* **SHORT PROBLEM**
Lines holding the string "Grundbuch" are the ones to copy; find them all in the data.

* **DATA FOR THIS TASK**
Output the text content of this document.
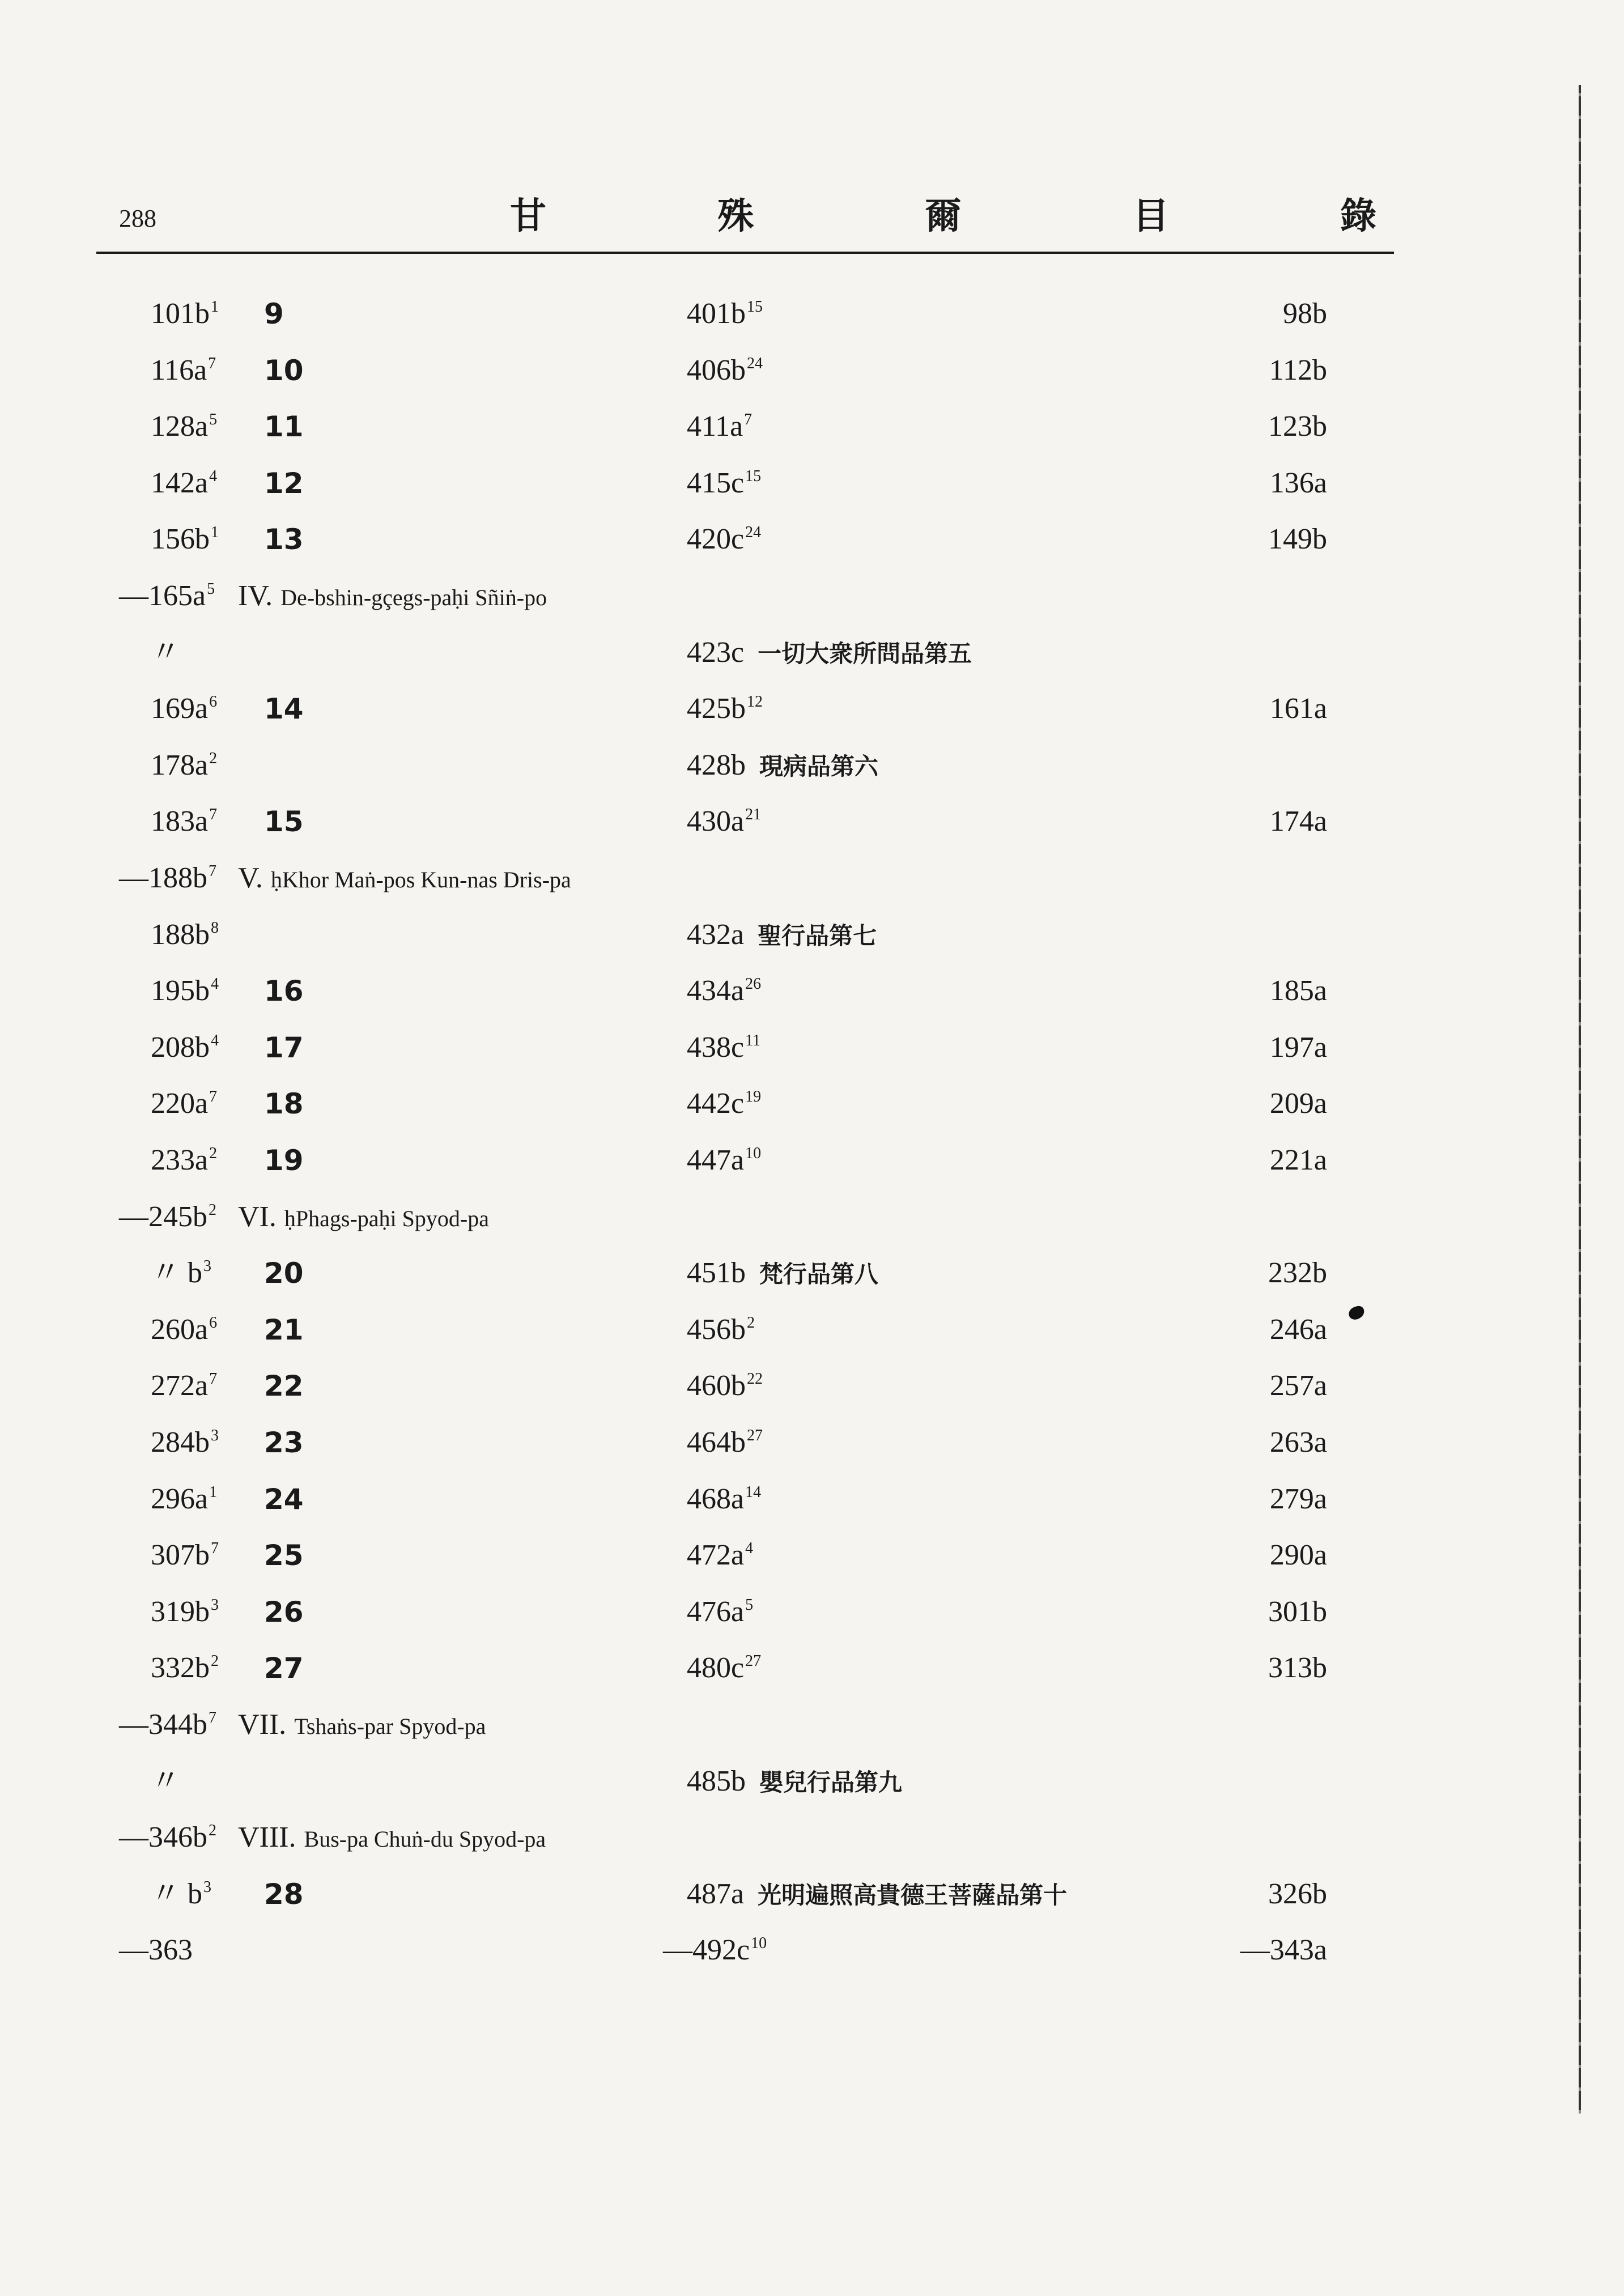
288	甘 殊 爾 目 錄
$101b^1$ 9	$401b^{15}$	98b
$116a^7$ 10	$406b^{24}$	112b
$128a^5$ 11	$411a^7$	123b
$142a^4$ 12	$415c^{15}$	136a
$156b^1$ 13	$420c^{24}$	149b
$—165a^5$ IV. De-bshin-gçegs-paḥi Sñiṅ-po
〃	423c 一切大衆所問品第五
$169a^6$ 14	$425b^{12}$	161a
$178a^2$	428b 現病品第六
$183a^7$ 15	$430a^{21}$	174a
$—188b^7$ V. ḥKhor Maṅ-pos Kun-nas Dris-pa
$188b^8$	432a 聖行品第七
$195b^4$ 16	$434a^{26}$	185a
$208b^4$ 17	$438c^{11}$	197a
$220a^7$ 18	$442c^{19}$	209a
$233a^2$ 19	$447a^{10}$	221a
$—245b^2$ VI. ḥPhags-paḥi Spyod-pa
〃 $b^3$ 20	451b 梵行品第八	232b
$260a^6$ 21	$456b^2$	246a
$272a^7$ 22	$460b^{22}$	257a
$284b^3$ 23	$464b^{27}$	263a
$296a^1$ 24	$468a^{14}$	279a
$307b^7$ 25	$472a^4$	290a
$319b^3$ 26	$476a^5$	301b
$332b^2$ 27	$480c^{27}$	313b
$—344b^7$ VII. Tshaṅs-par Spyod-pa
〃	485b 嬰兒行品第九
$—346b^2$ VIII. Bus-pa Chuṅ-du Spyod-pa
〃 $b^3$ 28	487a 光明遍照高貴德王菩薩品第十	326b
—363	$—492c^{10}$	—343a
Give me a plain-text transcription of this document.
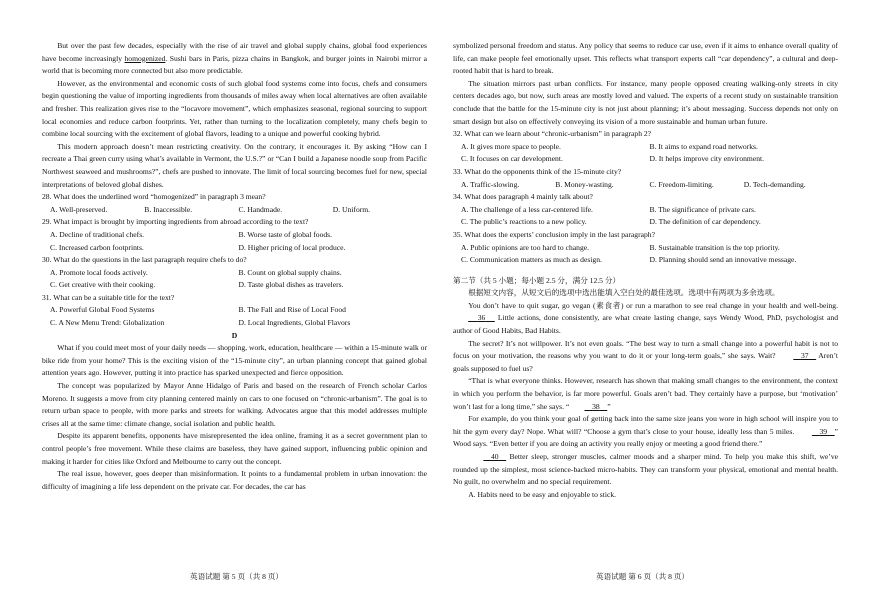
But over the past few decades, especially with the rise of air travel and global supply chains, global food experiences have become increasingly homogenized. Sushi bars in Paris, pizza chains in Bangkok, and burger joints in Nairobi mirror a world that is becoming more connected but also more predictable.

However, as the environmental and economic costs of such global food systems come into focus, chefs and consumers begin questioning the value of importing ingredients from thousands of miles away when local alternatives are often available and fresher. This realization gives rise to the “locavore movement”, which emphasizes seasonal, regional sourcing to support local economies and reduce carbon footprints. Yet, rather than turning to the localization completely, many chefs begin to combine local sourcing with the excitement of global flavors, leading to a unique and powerful cooking hybrid.

This modern approach doesn’t mean restricting creativity. On the contrary, it encourages it. By asking “How can I recreate a Thai green curry using what’s available in Vermont, the U.S.?” or “Can I build a Japanese noodle soup from Pacific Northwest seaweed and mushrooms?”, chefs are pushed to innovate. The limit of local sourcing becomes fuel for new, special interpretations of beloved global dishes.

28. What does the underlined word “homogenized” in paragraph 3 mean?

A. Well-preserved.	B. Inaccessible.	C. Handmade.	D. Uniform.

29. What impact is brought by importing ingredients from abroad according to the text?

A. Decline of traditional chefs.	B. Worse taste of global foods.
C. Increased carbon footprints.	D. Higher pricing of local produce.

30. What do the questions in the last paragraph require chefs to do?

A. Promote local foods actively.	B. Count on global supply chains.
C. Get creative with their cooking.	D. Taste global dishes as travelers.

31. What can be a suitable title for the text?

A. Powerful Global Food Systems	B. The Fall and Rise of Local Food
C. A New Menu Trend: Globalization	D. Local Ingredients, Global Flavors

D

What if you could meet most of your daily needs — shopping, work, education, healthcare — within a 15-minute walk or bike ride from your home? This is the exciting vision of the “15-minute city”, an urban planning concept that gained global attention years ago. However, putting it into practice has sparked unexpected and fierce opposition.

The concept was popularized by Mayor Anne Hidalgo of Paris and based on the research of French scholar Carlos Moreno. It suggests a move from city planning centered mainly on cars to one focused on “chronic-urbanism”. The goal is to return urban space to people, with more parks and streets for walking. Advocates argue that this model addresses multiple crises all at the same time: climate change, social isolation and public health.

Despite its apparent benefits, opponents have misrepresented the idea online, framing it as a secret government plan to control people’s free movement. While these claims are baseless, they have gained support, influencing public opinion and making it harder for cities like Oxford and Melbourne to carry out the concept.

The real issue, however, goes deeper than misinformation. It points to a fundamental problem in urban innovation: the difficulty of imagining a life less dependent on the private car. For decades, the car has

symbolized personal freedom and status. Any policy that seems to reduce car use, even if it aims to enhance overall quality of life, can make people feel emotionally upset. This reflects what transport experts call “car dependency”, a cultural and deep-rooted habit that is hard to break.

The situation mirrors past urban conflicts. For instance, many people opposed creating walking-only streets in city centers decades ago, but now, such areas are mostly loved and valued. The experts of a recent study on sustainable transition conclude that the battle for the 15-minute city is not just about planning; it’s about messaging. Success depends not only on smart design but also on effectively conveying its vision of a more sustainable and human urban future.

32. What can we learn about “chronic-urbanism” in paragraph 2?

A. It gives more space to people.	B. It aims to expand road networks.
C. It focuses on car development.	D. It helps improve city environment.

33. What do the opponents think of the 15-minute city?

A. Traffic-slowing.	B. Money-wasting.	C. Freedom-limiting.	D. Tech-demanding.

34. What does paragraph 4 mainly talk about?

A. The challenge of a less car-centered life.	B. The significance of private cars.
C. The public’s reactions to a new policy.	D. The definition of car dependency.

35. What does the experts’ conclusion imply in the last paragraph?

A. Public opinions are too hard to change.	B. Sustainable transition is the top priority.
C. Communication matters as much as design.	D. Planning should send an innovative message.

第二节（共 5 小题；每小题 2.5 分，满分 12.5 分）

根据短文内容，从短文后的选项中选出能填入空白处的最佳选项。选项中有两项为多余选项。

You don’t have to quit sugar, go vegan (素食者) or run a marathon to see real change in your health and well-being.      36      Little actions, done consistently, are what create lasting change, says Wendy Wood, PhD, psychologist and author of Good Habits, Bad Habits.

The secret? It’s not willpower. It’s not even goals. “The best way to turn a small change into a powerful habit is not to focus on your motivation, the reasons why you want to do it or your long-term goals,” she says. Wait?	37     Aren’t goals supposed to fuel us?

“That is what everyone thinks. However, research has shown that making small changes to the environment, the context in which you perform the behavior, is far more powerful. Goals aren’t bad. They certainly have a purpose, but ‘motivation’ won’t last for a long time,” she says. “	38 ”

For example, do you think your goal of getting back into the same size jeans you wore in high school will inspire you to hit the gym every day? Nope. What will? “Choose a gym that’s close to your house, ideally less than 5 miles.	39 ” Wood says. “Even better if you are doing an activity you really enjoy or meeting a good friend there.”

40     Better sleep, stronger muscles, calmer moods and a sharper mind. To help you make this shift, we’ve rounded up the simplest, most science-backed micro-habits. They can transform your physical, emotional and mental health. No guilt, no overwhelm and no special requirement.

A. Habits need to be easy and enjoyable to stick.

英语试题 第 5 页（共 8 页）	英语试题 第 6 页（共 8 页）
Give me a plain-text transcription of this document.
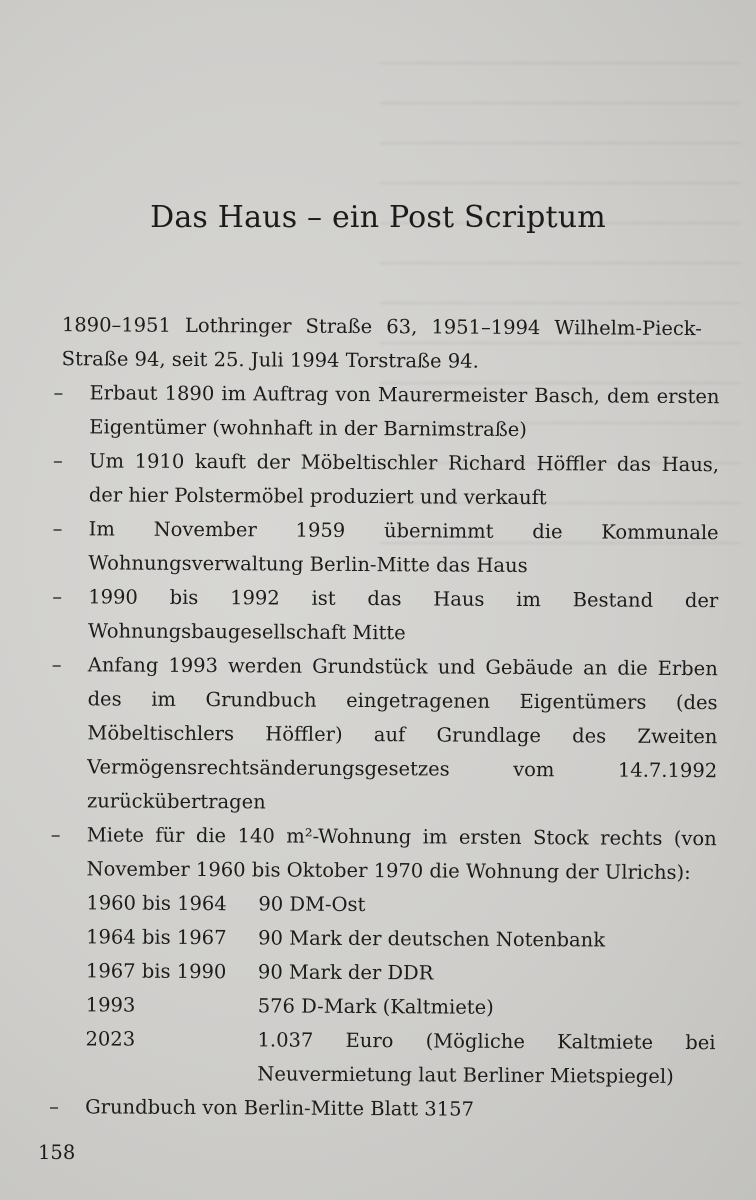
Das Haus – ein Post Scriptum

1890–1951 Lothringer Straße 63, 1951–1994 Wilhelm-Pieck-Straße 94, seit 25. Juli 1994 Torstraße 94.

– Erbaut 1890 im Auftrag von Maurermeister Basch, dem ersten Eigentümer (wohnhaft in der Barnimstraße)
– Um 1910 kauft der Möbeltischler Richard Höffler das Haus, der hier Polstermöbel produziert und verkauft
– Im November 1959 übernimmt die Kommunale Wohnungsverwaltung Berlin-Mitte das Haus
– 1990 bis 1992 ist das Haus im Bestand der Wohnungsbaugesellschaft Mitte
– Anfang 1993 werden Grundstück und Gebäude an die Erben des im Grundbuch eingetragenen Eigentümers (des Möbeltischlers Höffler) auf Grundlage des Zweiten Vermögensrechtsänderungsgesetzes vom 14.7.1992 zurückübertragen
– Miete für die 140 m²-Wohnung im ersten Stock rechts (von November 1960 bis Oktober 1970 die Wohnung der Ulrichs):
1960 bis 1964	90 DM-Ost
1964 bis 1967	90 Mark der deutschen Notenbank
1967 bis 1990	90 Mark der DDR
1993	576 D-Mark (Kaltmiete)
2023	1.037 Euro (Mögliche Kaltmiete bei Neuvermietung laut Berliner Mietspiegel)
– Grundbuch von Berlin-Mitte Blatt 3157
158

* **FULL ANSWER**
– Anfang 1993 werden Grundstück und Gebäude an die Erben des im Grundbuch eingetragenen Eigentümers (des Möbeltischlers Höffler) auf Grundlage des Zweiten Vermögensrechtsänderungsgesetzes vom 14.7.1992 zurückübertragen
– Grundbuch von Berlin-Mitte Blatt 3157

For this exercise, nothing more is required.